Stored data entries:
===

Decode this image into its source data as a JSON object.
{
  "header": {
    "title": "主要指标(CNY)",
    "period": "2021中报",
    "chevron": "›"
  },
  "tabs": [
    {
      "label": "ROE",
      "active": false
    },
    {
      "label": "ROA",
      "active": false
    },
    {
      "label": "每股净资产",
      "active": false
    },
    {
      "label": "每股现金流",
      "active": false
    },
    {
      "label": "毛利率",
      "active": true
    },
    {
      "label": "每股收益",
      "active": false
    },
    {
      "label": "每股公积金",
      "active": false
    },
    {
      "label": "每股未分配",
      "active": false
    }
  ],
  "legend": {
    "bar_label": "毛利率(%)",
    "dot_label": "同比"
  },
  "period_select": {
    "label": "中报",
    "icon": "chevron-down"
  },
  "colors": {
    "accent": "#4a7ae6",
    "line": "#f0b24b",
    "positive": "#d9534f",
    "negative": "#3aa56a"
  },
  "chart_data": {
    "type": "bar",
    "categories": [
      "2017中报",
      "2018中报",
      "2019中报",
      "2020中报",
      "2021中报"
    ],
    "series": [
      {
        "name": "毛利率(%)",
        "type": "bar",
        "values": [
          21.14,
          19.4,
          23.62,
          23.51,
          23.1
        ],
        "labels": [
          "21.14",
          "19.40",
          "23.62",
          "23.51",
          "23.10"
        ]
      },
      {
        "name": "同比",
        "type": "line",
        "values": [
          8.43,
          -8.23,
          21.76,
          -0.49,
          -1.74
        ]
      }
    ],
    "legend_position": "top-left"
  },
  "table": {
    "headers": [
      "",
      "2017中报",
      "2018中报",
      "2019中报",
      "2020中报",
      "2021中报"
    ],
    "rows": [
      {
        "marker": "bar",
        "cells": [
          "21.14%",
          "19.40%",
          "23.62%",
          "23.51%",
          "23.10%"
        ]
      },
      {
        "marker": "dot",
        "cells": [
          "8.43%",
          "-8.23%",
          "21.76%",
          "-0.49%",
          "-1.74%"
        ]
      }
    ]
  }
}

===

Would you give the material above again, complete and exact?

Finished exercise ::
Decode this image into its source data as a JSON object.
{
  "header": {
    "title": "主要指标(CNY)",
    "period": "2021中报",
    "chevron": "›"
  },
  "tabs": [
    {
      "label": "ROE",
      "active": false
    },
    {
      "label": "ROA",
      "active": false
    },
    {
      "label": "每股净资产",
      "active": false
    },
    {
      "label": "每股现金流",
      "active": false
    },
    {
      "label": "毛利率",
      "active": true
    },
    {
      "label": "每股收益",
      "active": false
    },
    {
      "label": "每股公积金",
      "active": false
    },
    {
      "label": "每股未分配",
      "active": false
    }
  ],
  "legend": {
    "bar_label": "毛利率(%)",
    "dot_label": "同比"
  },
  "period_select": {
    "label": "中报",
    "icon": "chevron-down"
  },
  "colors": {
    "accent": "#4a7ae6",
    "line": "#f0b24b",
    "positive": "#d9534f",
    "negative": "#3aa56a"
  },
  "chart_data": {
    "type": "bar",
    "categories": [
      "2017中报",
      "2018中报",
      "2019中报",
      "2020中报",
      "2021中报"
    ],
    "series": [
      {
        "name": "毛利率(%)",
        "type": "bar",
        "values": [
          21.14,
          19.4,
          23.62,
          23.51,
          23.1
        ],
        "labels": [
          "21.14",
          "19.40",
          "23.62",
          "23.51",
          "23.10"
        ]
      },
      {
        "name": "同比",
        "type": "line",
        "values": [
          8.43,
          -8.23,
          21.76,
          -0.49,
          -1.74
        ]
      }
    ],
    "legend_position": "top-left"
  },
  "table": {
    "headers": [
      "",
      "2017中报",
      "2018中报",
      "2019中报",
      "2020中报",
      "2021中报"
    ],
    "rows": [
      {
        "marker": "bar",
        "cells": [
          "21.14%",
          "19.40%",
          "23.62%",
          "23.51%",
          "23.10%"
        ]
      },
      {
        "marker": "dot",
        "cells": [
          "8.43%",
          "-8.23%",
          "21.76%",
          "-0.49%",
          "-1.74%"
        ]
      }
    ]
  }
}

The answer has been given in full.